- Stated problem: Set down the full listing exactly as given. Any pictures are to be left out.

- Provided information:
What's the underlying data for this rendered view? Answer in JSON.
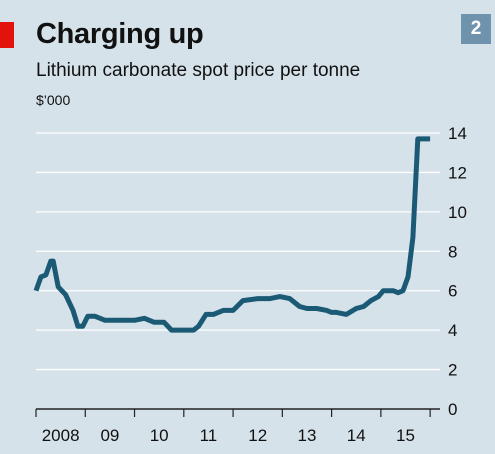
{
  "header": {
    "title": "Charging up",
    "subtitle": "Lithium carbonate spot price per tonne",
    "unit": "$’000",
    "badge": "2"
  },
  "colors": {
    "background": "#d6e2ea",
    "line": "#1b5a75",
    "grid": "#ffffff",
    "accent": "#e3120b",
    "badge": "#6f93ac"
  },
  "chart_data": {
    "type": "line",
    "title": "Charging up",
    "subtitle": "Lithium carbonate spot price per tonne",
    "ylabel": "$’000",
    "ylim": [
      0,
      14
    ],
    "yticks": [
      0,
      2,
      4,
      6,
      8,
      10,
      12,
      14
    ],
    "xlim": [
      2008,
      2016.2
    ],
    "xticks": [
      {
        "value": 2008,
        "label": "2008"
      },
      {
        "value": 2009,
        "label": "09"
      },
      {
        "value": 2010,
        "label": "10"
      },
      {
        "value": 2011,
        "label": "11"
      },
      {
        "value": 2012,
        "label": "12"
      },
      {
        "value": 2013,
        "label": "13"
      },
      {
        "value": 2014,
        "label": "14"
      },
      {
        "value": 2015,
        "label": "15"
      }
    ],
    "grid": true,
    "series": [
      {
        "x": [
          2008.0,
          2008.1,
          2008.2,
          2008.3,
          2008.35,
          2008.45,
          2008.6,
          2008.75,
          2008.85,
          2008.95,
          2009.05,
          2009.2,
          2009.4,
          2009.6,
          2009.8,
          2010.0,
          2010.2,
          2010.4,
          2010.6,
          2010.75,
          2010.85,
          2011.0,
          2011.1,
          2011.2,
          2011.3,
          2011.45,
          2011.6,
          2011.8,
          2012.0,
          2012.2,
          2012.5,
          2012.75,
          2012.95,
          2013.15,
          2013.35,
          2013.5,
          2013.7,
          2013.9,
          2014.0,
          2014.1,
          2014.3,
          2014.5,
          2014.65,
          2014.8,
          2014.95,
          2015.05,
          2015.15,
          2015.25,
          2015.35,
          2015.45,
          2015.55,
          2015.65,
          2015.75,
          2015.85,
          2015.93,
          2016.0
        ],
        "y": [
          6.0,
          6.7,
          6.8,
          7.5,
          7.5,
          6.2,
          5.8,
          5.0,
          4.2,
          4.2,
          4.7,
          4.7,
          4.5,
          4.5,
          4.5,
          4.5,
          4.6,
          4.4,
          4.4,
          4.0,
          4.0,
          4.0,
          4.0,
          4.0,
          4.2,
          4.8,
          4.8,
          5.0,
          5.0,
          5.5,
          5.6,
          5.6,
          5.7,
          5.6,
          5.2,
          5.1,
          5.1,
          5.0,
          4.9,
          4.9,
          4.8,
          5.1,
          5.2,
          5.5,
          5.7,
          6.0,
          6.0,
          6.0,
          5.9,
          6.0,
          6.7,
          8.7,
          13.7,
          13.7,
          13.7,
          13.7
        ]
      }
    ]
  }
}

- Finished answer:
What's the underlying data for this rendered view? Answer in JSON.
{
  "header": {
    "title": "Charging up",
    "subtitle": "Lithium carbonate spot price per tonne",
    "unit": "$’000",
    "badge": "2"
  },
  "colors": {
    "background": "#d6e2ea",
    "line": "#1b5a75",
    "grid": "#ffffff",
    "accent": "#e3120b",
    "badge": "#6f93ac"
  },
  "chart_data": {
    "type": "line",
    "title": "Charging up",
    "subtitle": "Lithium carbonate spot price per tonne",
    "ylabel": "$’000",
    "ylim": [
      0,
      14
    ],
    "yticks": [
      0,
      2,
      4,
      6,
      8,
      10,
      12,
      14
    ],
    "xlim": [
      2008,
      2016.2
    ],
    "xticks": [
      {
        "value": 2008,
        "label": "2008"
      },
      {
        "value": 2009,
        "label": "09"
      },
      {
        "value": 2010,
        "label": "10"
      },
      {
        "value": 2011,
        "label": "11"
      },
      {
        "value": 2012,
        "label": "12"
      },
      {
        "value": 2013,
        "label": "13"
      },
      {
        "value": 2014,
        "label": "14"
      },
      {
        "value": 2015,
        "label": "15"
      }
    ],
    "grid": true,
    "series": [
      {
        "x": [
          2008.0,
          2008.1,
          2008.2,
          2008.3,
          2008.35,
          2008.45,
          2008.6,
          2008.75,
          2008.85,
          2008.95,
          2009.05,
          2009.2,
          2009.4,
          2009.6,
          2009.8,
          2010.0,
          2010.2,
          2010.4,
          2010.6,
          2010.75,
          2010.85,
          2011.0,
          2011.1,
          2011.2,
          2011.3,
          2011.45,
          2011.6,
          2011.8,
          2012.0,
          2012.2,
          2012.5,
          2012.75,
          2012.95,
          2013.15,
          2013.35,
          2013.5,
          2013.7,
          2013.9,
          2014.0,
          2014.1,
          2014.3,
          2014.5,
          2014.65,
          2014.8,
          2014.95,
          2015.05,
          2015.15,
          2015.25,
          2015.35,
          2015.45,
          2015.55,
          2015.65,
          2015.75,
          2015.85,
          2015.93,
          2016.0
        ],
        "y": [
          6.0,
          6.7,
          6.8,
          7.5,
          7.5,
          6.2,
          5.8,
          5.0,
          4.2,
          4.2,
          4.7,
          4.7,
          4.5,
          4.5,
          4.5,
          4.5,
          4.6,
          4.4,
          4.4,
          4.0,
          4.0,
          4.0,
          4.0,
          4.0,
          4.2,
          4.8,
          4.8,
          5.0,
          5.0,
          5.5,
          5.6,
          5.6,
          5.7,
          5.6,
          5.2,
          5.1,
          5.1,
          5.0,
          4.9,
          4.9,
          4.8,
          5.1,
          5.2,
          5.5,
          5.7,
          6.0,
          6.0,
          6.0,
          5.9,
          6.0,
          6.7,
          8.7,
          13.7,
          13.7,
          13.7,
          13.7
        ]
      }
    ]
  }
}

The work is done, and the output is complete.